Every entry below should be transcribed exactly; pictures stay out of the copy.

ENTRIES SHOWN:
[Start]
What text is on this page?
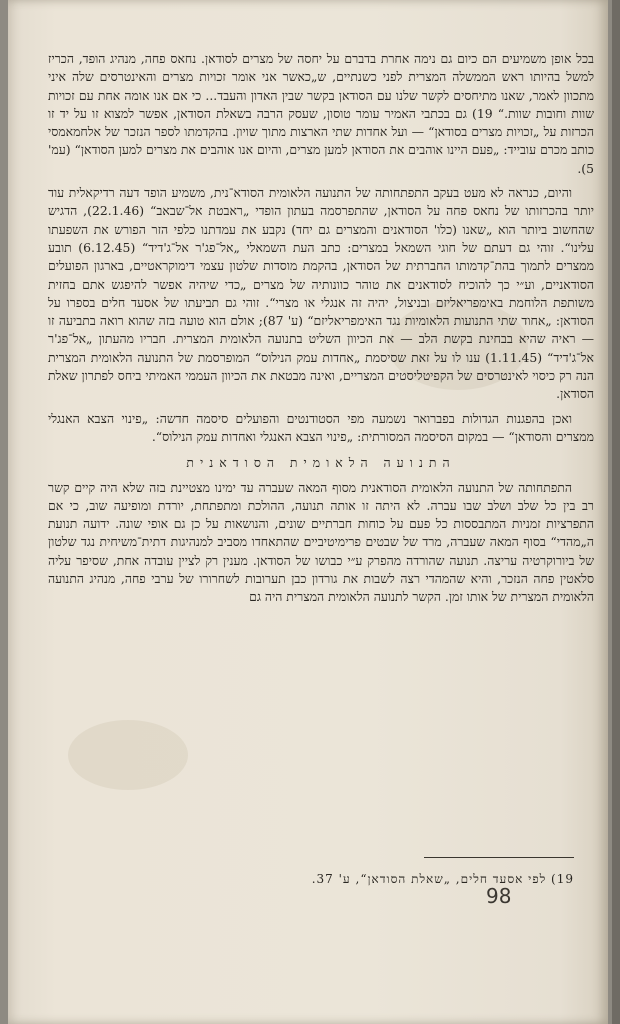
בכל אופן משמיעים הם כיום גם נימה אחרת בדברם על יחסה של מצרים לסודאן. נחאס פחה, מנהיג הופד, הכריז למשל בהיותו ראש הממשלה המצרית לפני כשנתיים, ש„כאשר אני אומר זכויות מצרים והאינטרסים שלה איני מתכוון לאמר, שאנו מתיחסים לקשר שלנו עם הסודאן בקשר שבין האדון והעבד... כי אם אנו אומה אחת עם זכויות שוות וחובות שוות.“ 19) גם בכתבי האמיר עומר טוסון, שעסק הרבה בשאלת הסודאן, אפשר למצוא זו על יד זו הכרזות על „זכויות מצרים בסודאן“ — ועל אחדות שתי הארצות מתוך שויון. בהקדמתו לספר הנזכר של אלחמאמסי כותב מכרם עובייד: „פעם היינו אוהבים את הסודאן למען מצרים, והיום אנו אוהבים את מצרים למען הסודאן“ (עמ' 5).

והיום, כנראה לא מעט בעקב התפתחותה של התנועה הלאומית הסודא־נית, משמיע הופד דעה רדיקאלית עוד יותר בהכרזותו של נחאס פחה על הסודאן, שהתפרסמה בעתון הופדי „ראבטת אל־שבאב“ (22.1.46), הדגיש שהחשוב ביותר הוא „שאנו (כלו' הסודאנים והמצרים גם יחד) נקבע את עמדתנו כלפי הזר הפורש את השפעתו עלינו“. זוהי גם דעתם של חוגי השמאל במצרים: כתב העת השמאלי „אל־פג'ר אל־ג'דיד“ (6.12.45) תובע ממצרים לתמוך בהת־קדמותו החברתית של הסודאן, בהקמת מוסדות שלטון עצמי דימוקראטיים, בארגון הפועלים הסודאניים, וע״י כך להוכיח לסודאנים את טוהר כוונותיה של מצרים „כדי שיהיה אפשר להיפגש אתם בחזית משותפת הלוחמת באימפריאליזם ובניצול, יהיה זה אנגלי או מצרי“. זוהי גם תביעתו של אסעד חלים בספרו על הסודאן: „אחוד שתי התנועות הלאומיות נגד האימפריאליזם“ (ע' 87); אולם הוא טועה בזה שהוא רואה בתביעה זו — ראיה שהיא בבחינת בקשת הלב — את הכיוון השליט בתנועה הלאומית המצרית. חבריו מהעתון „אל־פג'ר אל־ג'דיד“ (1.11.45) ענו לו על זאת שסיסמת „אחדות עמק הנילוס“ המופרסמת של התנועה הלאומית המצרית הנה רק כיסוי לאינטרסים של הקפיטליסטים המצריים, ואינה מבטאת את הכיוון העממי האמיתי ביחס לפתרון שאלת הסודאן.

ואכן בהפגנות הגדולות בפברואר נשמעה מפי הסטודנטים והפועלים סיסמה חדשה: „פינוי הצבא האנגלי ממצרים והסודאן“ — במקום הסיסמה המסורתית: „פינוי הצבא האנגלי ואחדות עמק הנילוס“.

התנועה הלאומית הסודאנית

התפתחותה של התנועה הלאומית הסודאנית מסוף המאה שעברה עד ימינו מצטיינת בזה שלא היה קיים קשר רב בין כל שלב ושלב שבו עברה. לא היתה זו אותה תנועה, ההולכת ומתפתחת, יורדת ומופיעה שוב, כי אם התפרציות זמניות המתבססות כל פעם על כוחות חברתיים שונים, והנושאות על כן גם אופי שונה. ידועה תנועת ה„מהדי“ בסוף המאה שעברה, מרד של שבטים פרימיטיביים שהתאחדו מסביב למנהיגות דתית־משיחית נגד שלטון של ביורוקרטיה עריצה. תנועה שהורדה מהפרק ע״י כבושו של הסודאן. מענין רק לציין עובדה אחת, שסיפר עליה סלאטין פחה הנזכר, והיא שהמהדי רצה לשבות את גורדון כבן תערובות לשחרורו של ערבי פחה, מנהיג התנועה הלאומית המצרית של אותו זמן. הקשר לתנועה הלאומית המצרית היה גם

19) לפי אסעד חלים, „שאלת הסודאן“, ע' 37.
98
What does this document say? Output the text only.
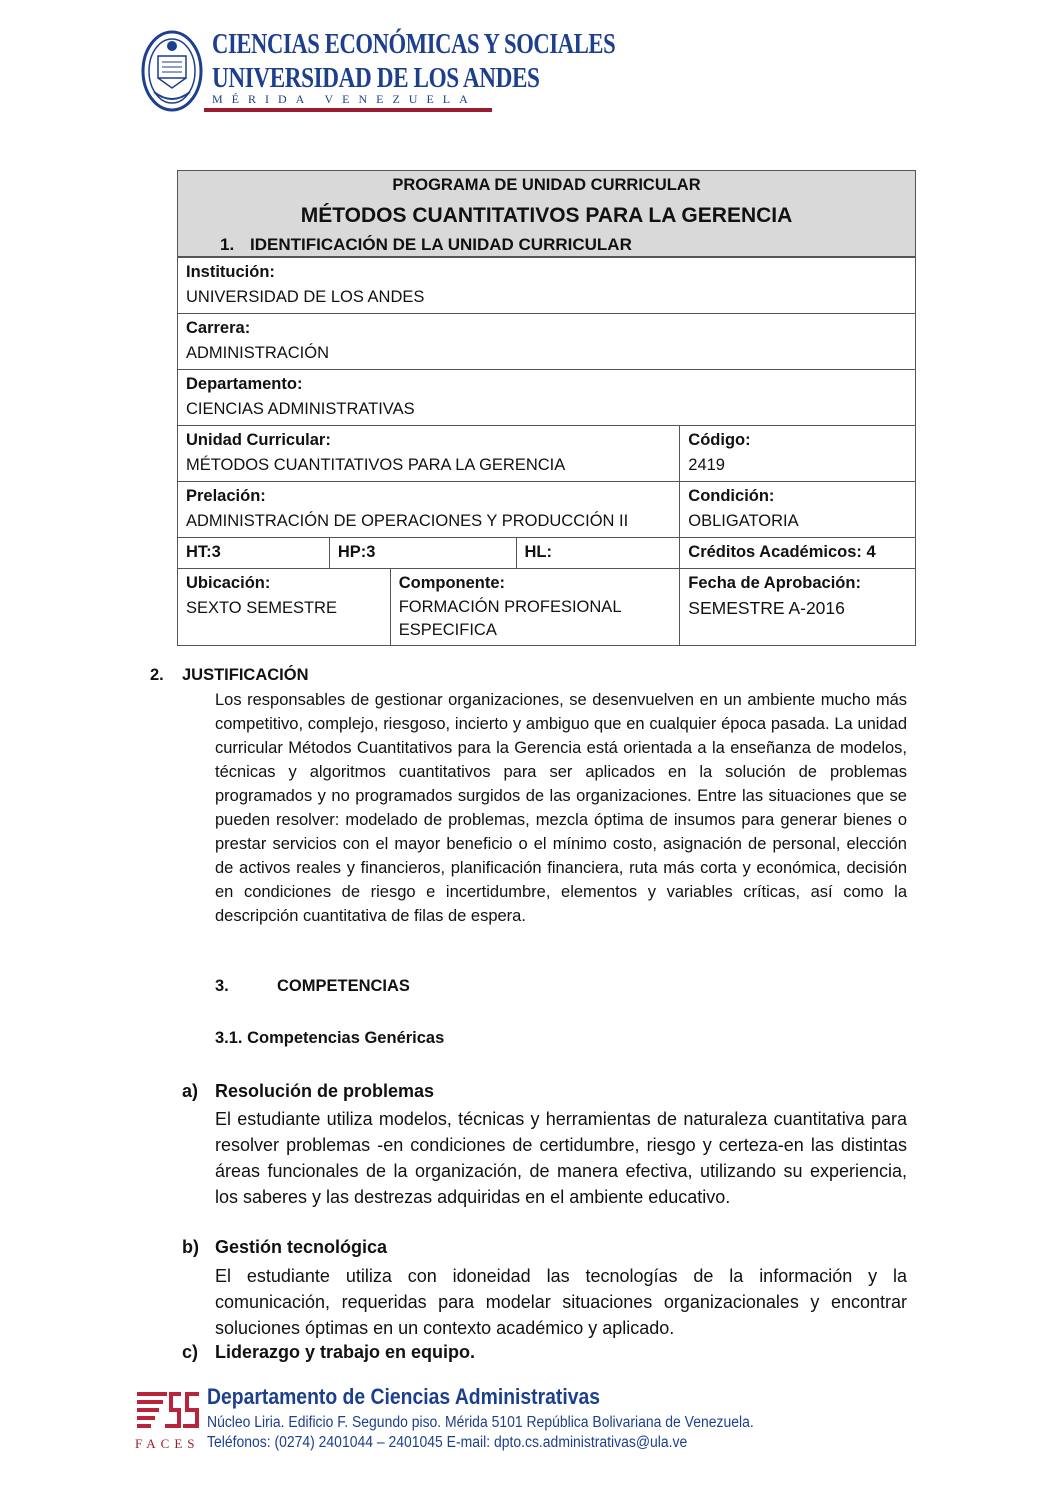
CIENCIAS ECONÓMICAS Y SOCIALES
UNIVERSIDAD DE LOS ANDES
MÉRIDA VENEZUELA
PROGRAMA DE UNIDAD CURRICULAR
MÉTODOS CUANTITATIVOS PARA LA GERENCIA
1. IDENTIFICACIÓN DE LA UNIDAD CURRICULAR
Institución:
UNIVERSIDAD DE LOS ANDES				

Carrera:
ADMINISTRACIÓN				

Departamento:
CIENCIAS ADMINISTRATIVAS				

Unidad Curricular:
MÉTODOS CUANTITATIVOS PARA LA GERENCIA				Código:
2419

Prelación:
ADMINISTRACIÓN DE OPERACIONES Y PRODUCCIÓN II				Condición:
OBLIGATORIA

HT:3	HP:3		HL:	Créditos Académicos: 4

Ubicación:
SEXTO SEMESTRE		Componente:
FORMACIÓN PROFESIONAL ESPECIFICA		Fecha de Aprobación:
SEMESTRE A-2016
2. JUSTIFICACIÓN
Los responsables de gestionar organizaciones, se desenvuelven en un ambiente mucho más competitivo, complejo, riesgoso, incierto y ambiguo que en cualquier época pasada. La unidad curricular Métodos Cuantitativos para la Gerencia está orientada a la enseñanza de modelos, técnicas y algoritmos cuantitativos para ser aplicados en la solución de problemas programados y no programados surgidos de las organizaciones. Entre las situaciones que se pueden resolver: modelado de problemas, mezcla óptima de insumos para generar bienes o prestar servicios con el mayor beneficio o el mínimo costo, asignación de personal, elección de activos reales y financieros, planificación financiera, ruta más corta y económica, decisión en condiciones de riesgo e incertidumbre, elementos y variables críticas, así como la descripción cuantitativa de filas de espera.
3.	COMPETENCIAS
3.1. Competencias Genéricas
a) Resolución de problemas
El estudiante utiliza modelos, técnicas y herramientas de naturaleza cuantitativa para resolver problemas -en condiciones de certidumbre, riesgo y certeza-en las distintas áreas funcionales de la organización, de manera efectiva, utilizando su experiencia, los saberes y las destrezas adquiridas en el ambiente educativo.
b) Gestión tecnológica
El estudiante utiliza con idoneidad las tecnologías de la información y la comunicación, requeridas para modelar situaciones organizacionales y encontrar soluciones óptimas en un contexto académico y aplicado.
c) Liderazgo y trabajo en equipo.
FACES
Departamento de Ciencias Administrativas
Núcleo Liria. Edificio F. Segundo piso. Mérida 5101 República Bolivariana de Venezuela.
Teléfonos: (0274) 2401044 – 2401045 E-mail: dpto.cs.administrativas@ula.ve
[End]
TASK RESULT:
What text is on this page?
בכל אופן משמיעים הם כיום גם נימה אחרת בדברם על יחסה של מצרים לסודאן. נחאס פחה, מנהיג הופד, הכריז למשל בהיותו ראש הממשלה המצרית לפני כשנתיים, ש„כאשר אני אומר זכויות מצרים והאינטרסים שלה איני מתכוון לאמר, שאנו מתיחסים לקשר שלנו עם הסודאן בקשר שבין האדון והעבד... כי אם אנו אומה אחת עם זכויות שוות וחובות שוות.“ 19) גם בכתבי האמיר עומר טוסון, שעסק הרבה בשאלת הסודאן, אפשר למצוא זו על יד זו הכרזות על „זכויות מצרים בסודאן“ — ועל אחדות שתי הארצות מתוך שויון. בהקדמתו לספר הנזכר של אלחמאמסי כותב מכרם עובייד: „פעם היינו אוהבים את הסודאן למען מצרים, והיום אנו אוהבים את מצרים למען הסודאן“ (עמ' 5).

והיום, כנראה לא מעט בעקב התפתחותה של התנועה הלאומית הסודא־נית, משמיע הופד דעה רדיקאלית עוד יותר בהכרזותו של נחאס פחה על הסודאן, שהתפרסמה בעתון הופדי „ראבטת אל־שבאב“ (22.1.46), הדגיש שהחשוב ביותר הוא „שאנו (כלו' הסודאנים והמצרים גם יחד) נקבע את עמדתנו כלפי הזר הפורש את השפעתו עלינו“. זוהי גם דעתם של חוגי השמאל במצרים: כתב העת השמאלי „אל־פג'ר אל־ג'דיד“ (6.12.45) תובע ממצרים לתמוך בהת־קדמותו החברתית של הסודאן, בהקמת מוסדות שלטון עצמי דימוקראטיים, בארגון הפועלים הסודאניים, וע״י כך להוכיח לסודאנים את טוהר כוונותיה של מצרים „כדי שיהיה אפשר להיפגש אתם בחזית משותפת הלוחמת באימפריאליזם ובניצול, יהיה זה אנגלי או מצרי“. זוהי גם תביעתו של אסעד חלים בספרו על הסודאן: „אחוד שתי התנועות הלאומיות נגד האימפריאליזם“ (ע' 87); אולם הוא טועה בזה שהוא רואה בתביעה זו — ראיה שהיא בבחינת בקשת הלב — את הכיוון השליט בתנועה הלאומית המצרית. חבריו מהעתון „אל־פג'ר אל־ג'דיד“ (1.11.45) ענו לו על זאת שסיסמת „אחדות עמק הנילוס“ המופרסמת של התנועה הלאומית המצרית הנה רק כיסוי לאינטרסים של הקפיטליסטים המצריים, ואינה מבטאת את הכיוון העממי האמיתי ביחס לפתרון שאלת הסודאן.

ואכן בהפגנות הגדולות בפברואר נשמעה מפי הסטודנטים והפועלים סיסמה חדשה: „פינוי הצבא האנגלי ממצרים והסודאן“ — במקום הסיסמה המסורתית: „פינוי הצבא האנגלי ואחדות עמק הנילוס“.

התנועה הלאומית הסודאנית

התפתחותה של התנועה הלאומית הסודאנית מסוף המאה שעברה עד ימינו מצטיינת בזה שלא היה קיים קשר רב בין כל שלב ושלב שבו עברה. לא היתה זו אותה תנועה, ההולכת ומתפתחת, יורדת ומופיעה שוב, כי אם התפרציות זמניות המתבססות כל פעם על כוחות חברתיים שונים, והנושאות על כן גם אופי שונה. ידועה תנועת ה„מהדי“ בסוף המאה שעברה, מרד של שבטים פרימיטיביים שהתאחדו מסביב למנהיגות דתית־משיחית נגד שלטון של ביורוקרטיה עריצה. תנועה שהורדה מהפרק ע״י כבושו של הסודאן. מענין רק לציין עובדה אחת, שסיפר עליה סלאטין פחה הנזכר, והיא שהמהדי רצה לשבות את גורדון כבן תערובות לשחרורו של ערבי פחה, מנהיג התנועה הלאומית המצרית של אותו זמן. הקשר לתנועה הלאומית המצרית היה גם

19) לפי אסעד חלים, „שאלת הסודאן“, ע' 37.
98
What does this document say? Output the text only.
CIENCIAS ECONÓMICAS Y SOCIALES
UNIVERSIDAD DE LOS ANDES
MÉRIDA VENEZUELA
PROGRAMA DE UNIDAD CURRICULAR
MÉTODOS CUANTITATIVOS PARA LA GERENCIA
1. IDENTIFICACIÓN DE LA UNIDAD CURRICULAR
Institución:
UNIVERSIDAD DE LOS ANDES				

Carrera:
ADMINISTRACIÓN				

Departamento:
CIENCIAS ADMINISTRATIVAS				

Unidad Curricular:
MÉTODOS CUANTITATIVOS PARA LA GERENCIA				Código:
2419

Prelación:
ADMINISTRACIÓN DE OPERACIONES Y PRODUCCIÓN II				Condición:
OBLIGATORIA

HT:3	HP:3		HL:	Créditos Académicos: 4

Ubicación:
SEXTO SEMESTRE		Componente:
FORMACIÓN PROFESIONAL ESPECIFICA		Fecha de Aprobación:
SEMESTRE A-2016
2. JUSTIFICACIÓN
Los responsables de gestionar organizaciones, se desenvuelven en un ambiente mucho más competitivo, complejo, riesgoso, incierto y ambiguo que en cualquier época pasada. La unidad curricular Métodos Cuantitativos para la Gerencia está orientada a la enseñanza de modelos, técnicas y algoritmos cuantitativos para ser aplicados en la solución de problemas programados y no programados surgidos de las organizaciones. Entre las situaciones que se pueden resolver: modelado de problemas, mezcla óptima de insumos para generar bienes o prestar servicios con el mayor beneficio o el mínimo costo, asignación de personal, elección de activos reales y financieros, planificación financiera, ruta más corta y económica, decisión en condiciones de riesgo e incertidumbre, elementos y variables críticas, así como la descripción cuantitativa de filas de espera.
3.	COMPETENCIAS
3.1. Competencias Genéricas
a) Resolución de problemas
El estudiante utiliza modelos, técnicas y herramientas de naturaleza cuantitativa para resolver problemas -en condiciones de certidumbre, riesgo y certeza-en las distintas áreas funcionales de la organización, de manera efectiva, utilizando su experiencia, los saberes y las destrezas adquiridas en el ambiente educativo.
b) Gestión tecnológica
El estudiante utiliza con idoneidad las tecnologías de la información y la comunicación, requeridas para modelar situaciones organizacionales y encontrar soluciones óptimas en un contexto académico y aplicado.
c) Liderazgo y trabajo en equipo.
FACES
Departamento de Ciencias Administrativas
Núcleo Liria. Edificio F. Segundo piso. Mérida 5101 República Bolivariana de Venezuela.
Teléfonos: (0274) 2401044 – 2401045 E-mail: dpto.cs.administrativas@ula.ve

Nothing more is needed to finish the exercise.